## The problem
Answer with a single number: the count of lines that hold "JSON".

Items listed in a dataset
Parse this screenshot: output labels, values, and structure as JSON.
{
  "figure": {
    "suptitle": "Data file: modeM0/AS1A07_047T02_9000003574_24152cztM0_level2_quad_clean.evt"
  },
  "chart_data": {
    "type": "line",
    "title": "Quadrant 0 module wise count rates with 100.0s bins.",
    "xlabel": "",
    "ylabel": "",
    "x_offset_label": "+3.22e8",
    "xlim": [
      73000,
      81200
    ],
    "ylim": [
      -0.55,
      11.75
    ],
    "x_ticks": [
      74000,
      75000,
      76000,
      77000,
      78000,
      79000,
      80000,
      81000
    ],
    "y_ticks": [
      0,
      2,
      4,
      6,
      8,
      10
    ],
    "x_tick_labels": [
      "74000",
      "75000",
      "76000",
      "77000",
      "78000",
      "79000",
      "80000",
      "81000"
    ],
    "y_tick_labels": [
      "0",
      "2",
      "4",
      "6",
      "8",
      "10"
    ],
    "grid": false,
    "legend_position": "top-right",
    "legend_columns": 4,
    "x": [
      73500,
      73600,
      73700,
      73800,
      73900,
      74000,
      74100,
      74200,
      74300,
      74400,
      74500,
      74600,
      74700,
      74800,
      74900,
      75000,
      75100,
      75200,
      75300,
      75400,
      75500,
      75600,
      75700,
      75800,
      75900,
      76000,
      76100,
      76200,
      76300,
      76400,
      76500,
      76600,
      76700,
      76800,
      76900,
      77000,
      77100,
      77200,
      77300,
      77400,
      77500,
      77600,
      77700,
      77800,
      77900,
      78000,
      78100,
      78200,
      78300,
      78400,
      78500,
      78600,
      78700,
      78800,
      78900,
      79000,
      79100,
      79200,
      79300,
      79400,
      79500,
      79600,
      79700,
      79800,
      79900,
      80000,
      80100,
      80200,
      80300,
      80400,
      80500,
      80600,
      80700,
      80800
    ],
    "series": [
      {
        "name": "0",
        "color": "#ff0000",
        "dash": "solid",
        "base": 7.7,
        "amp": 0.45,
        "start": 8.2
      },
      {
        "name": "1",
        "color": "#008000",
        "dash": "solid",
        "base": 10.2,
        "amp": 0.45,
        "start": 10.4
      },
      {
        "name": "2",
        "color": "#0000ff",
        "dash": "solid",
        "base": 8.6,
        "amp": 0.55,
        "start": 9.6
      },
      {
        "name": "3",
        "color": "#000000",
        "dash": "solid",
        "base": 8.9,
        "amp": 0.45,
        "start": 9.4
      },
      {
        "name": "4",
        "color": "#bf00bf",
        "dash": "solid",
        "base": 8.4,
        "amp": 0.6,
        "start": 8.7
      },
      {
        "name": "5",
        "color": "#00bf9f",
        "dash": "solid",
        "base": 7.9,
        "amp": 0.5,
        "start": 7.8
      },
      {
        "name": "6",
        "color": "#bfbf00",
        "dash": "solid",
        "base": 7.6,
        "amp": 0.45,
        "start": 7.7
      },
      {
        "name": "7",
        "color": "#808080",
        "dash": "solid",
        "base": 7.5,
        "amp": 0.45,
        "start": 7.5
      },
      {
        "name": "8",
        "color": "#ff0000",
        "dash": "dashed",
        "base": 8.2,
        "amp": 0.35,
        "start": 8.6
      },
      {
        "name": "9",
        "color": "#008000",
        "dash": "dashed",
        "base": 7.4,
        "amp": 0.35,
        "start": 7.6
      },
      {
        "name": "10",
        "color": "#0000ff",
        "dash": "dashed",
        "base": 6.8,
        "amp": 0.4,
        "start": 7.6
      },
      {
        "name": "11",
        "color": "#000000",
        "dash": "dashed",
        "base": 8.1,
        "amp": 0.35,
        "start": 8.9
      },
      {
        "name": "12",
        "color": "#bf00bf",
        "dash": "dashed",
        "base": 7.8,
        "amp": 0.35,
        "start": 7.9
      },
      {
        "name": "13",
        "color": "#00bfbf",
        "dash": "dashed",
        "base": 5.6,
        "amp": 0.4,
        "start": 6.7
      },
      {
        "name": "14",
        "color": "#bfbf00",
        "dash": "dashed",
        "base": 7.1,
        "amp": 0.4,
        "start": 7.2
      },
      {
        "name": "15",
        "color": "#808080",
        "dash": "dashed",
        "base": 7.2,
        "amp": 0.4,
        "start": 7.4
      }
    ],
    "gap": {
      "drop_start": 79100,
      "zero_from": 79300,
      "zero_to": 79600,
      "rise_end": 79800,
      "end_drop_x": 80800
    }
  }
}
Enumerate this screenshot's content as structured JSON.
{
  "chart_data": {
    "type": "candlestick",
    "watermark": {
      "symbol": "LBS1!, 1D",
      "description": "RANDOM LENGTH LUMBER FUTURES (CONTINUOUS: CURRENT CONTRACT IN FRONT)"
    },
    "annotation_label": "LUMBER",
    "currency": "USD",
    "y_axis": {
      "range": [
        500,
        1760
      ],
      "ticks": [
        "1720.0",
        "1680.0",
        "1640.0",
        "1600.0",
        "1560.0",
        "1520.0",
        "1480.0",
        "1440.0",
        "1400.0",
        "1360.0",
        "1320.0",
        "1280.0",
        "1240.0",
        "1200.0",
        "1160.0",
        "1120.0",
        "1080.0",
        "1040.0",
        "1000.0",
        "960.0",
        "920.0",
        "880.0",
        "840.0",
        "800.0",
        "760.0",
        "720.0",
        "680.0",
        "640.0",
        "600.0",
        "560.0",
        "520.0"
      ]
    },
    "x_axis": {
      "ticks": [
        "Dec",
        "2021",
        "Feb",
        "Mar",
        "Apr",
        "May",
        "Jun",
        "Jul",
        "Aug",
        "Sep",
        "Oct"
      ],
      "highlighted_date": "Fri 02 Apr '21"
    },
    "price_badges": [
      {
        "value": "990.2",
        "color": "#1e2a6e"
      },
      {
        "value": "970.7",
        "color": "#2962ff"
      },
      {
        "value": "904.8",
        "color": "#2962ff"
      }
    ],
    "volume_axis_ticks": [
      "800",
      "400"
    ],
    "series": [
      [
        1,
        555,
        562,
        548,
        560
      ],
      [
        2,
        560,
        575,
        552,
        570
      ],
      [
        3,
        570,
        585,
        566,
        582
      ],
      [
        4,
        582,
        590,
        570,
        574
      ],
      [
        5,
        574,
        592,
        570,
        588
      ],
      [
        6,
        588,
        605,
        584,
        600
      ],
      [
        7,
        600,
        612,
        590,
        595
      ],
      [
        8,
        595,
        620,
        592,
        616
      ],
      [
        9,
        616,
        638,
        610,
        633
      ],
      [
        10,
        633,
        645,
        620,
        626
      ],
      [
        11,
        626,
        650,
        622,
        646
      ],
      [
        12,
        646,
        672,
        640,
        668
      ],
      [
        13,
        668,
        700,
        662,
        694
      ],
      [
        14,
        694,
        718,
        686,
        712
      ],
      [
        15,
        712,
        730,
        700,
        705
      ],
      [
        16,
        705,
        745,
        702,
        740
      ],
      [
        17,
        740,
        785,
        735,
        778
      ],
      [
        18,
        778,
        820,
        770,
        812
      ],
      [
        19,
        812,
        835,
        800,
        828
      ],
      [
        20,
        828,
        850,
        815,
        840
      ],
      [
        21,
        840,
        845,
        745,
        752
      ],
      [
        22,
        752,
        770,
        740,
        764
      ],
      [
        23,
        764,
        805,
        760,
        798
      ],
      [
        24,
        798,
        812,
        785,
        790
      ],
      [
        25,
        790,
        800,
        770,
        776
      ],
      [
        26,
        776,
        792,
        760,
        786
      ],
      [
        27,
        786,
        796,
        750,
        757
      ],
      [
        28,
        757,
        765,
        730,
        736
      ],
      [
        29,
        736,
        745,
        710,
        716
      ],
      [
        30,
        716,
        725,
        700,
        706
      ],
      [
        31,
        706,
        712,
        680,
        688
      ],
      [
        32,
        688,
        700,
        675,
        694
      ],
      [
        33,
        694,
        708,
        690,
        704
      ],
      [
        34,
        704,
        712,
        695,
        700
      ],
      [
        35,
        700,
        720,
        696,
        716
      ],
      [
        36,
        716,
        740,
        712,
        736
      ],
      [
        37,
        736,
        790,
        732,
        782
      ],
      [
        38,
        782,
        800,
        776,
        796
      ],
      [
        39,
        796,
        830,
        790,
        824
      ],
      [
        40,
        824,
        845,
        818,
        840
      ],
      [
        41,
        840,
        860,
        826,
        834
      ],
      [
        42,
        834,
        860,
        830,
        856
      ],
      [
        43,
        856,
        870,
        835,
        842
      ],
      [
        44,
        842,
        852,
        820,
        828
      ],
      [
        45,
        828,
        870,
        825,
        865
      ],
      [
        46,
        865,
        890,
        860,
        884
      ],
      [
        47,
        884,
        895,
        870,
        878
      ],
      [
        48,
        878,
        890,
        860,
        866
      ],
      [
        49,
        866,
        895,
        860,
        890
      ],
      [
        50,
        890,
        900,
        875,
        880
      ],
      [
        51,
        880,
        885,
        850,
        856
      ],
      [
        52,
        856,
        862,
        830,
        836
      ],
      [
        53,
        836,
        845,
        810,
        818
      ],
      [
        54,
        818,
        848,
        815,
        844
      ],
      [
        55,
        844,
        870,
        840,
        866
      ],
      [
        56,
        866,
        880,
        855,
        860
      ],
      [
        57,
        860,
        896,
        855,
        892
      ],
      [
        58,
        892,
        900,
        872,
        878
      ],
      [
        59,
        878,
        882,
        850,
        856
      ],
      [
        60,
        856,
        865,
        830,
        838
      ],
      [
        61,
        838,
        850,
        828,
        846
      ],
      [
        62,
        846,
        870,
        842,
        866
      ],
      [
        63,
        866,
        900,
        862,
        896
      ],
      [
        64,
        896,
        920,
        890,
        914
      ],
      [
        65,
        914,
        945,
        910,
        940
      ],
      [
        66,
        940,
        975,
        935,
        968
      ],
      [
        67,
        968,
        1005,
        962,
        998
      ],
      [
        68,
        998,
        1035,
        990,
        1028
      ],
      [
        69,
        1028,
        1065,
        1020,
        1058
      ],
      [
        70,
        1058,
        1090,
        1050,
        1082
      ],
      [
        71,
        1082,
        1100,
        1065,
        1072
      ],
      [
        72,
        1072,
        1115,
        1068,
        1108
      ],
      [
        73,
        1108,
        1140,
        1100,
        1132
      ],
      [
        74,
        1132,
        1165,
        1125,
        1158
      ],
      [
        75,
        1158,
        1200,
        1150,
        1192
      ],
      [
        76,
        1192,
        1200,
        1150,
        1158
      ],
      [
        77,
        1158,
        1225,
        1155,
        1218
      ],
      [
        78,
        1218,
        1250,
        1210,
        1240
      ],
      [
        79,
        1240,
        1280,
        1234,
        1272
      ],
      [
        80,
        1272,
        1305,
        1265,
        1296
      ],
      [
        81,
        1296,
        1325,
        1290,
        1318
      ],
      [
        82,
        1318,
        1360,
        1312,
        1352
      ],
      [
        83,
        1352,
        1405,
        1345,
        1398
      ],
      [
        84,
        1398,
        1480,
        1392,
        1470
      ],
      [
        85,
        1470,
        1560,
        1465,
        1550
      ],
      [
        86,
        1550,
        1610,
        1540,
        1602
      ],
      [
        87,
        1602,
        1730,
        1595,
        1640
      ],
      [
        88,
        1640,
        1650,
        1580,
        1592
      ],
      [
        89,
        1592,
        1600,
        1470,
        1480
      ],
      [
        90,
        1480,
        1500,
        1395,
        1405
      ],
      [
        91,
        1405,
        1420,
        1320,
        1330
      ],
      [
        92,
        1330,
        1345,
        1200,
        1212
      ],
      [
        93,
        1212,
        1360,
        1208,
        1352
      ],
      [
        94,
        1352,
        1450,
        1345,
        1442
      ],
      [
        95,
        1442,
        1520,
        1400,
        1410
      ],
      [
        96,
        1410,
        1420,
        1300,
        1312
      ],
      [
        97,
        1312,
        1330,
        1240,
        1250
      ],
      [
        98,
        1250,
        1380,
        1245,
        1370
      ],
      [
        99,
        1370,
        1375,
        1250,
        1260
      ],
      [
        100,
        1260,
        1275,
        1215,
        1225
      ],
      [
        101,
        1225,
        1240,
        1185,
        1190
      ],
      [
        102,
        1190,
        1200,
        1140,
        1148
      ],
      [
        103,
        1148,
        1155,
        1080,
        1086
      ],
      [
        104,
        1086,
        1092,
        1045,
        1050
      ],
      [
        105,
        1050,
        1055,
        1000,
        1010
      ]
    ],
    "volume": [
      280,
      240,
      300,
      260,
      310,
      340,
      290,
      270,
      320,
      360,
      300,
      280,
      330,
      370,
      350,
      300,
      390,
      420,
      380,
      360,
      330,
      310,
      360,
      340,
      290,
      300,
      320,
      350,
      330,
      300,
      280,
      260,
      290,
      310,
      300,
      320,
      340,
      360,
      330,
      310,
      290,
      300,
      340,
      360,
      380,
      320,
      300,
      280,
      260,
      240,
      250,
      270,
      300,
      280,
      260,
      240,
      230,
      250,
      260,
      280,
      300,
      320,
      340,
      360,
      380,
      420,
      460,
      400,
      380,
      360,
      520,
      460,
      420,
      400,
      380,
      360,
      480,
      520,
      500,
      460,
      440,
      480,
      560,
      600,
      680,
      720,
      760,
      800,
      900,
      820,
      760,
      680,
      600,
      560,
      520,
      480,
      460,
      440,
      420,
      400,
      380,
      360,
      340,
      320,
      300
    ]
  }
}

## Answer to this exercise
2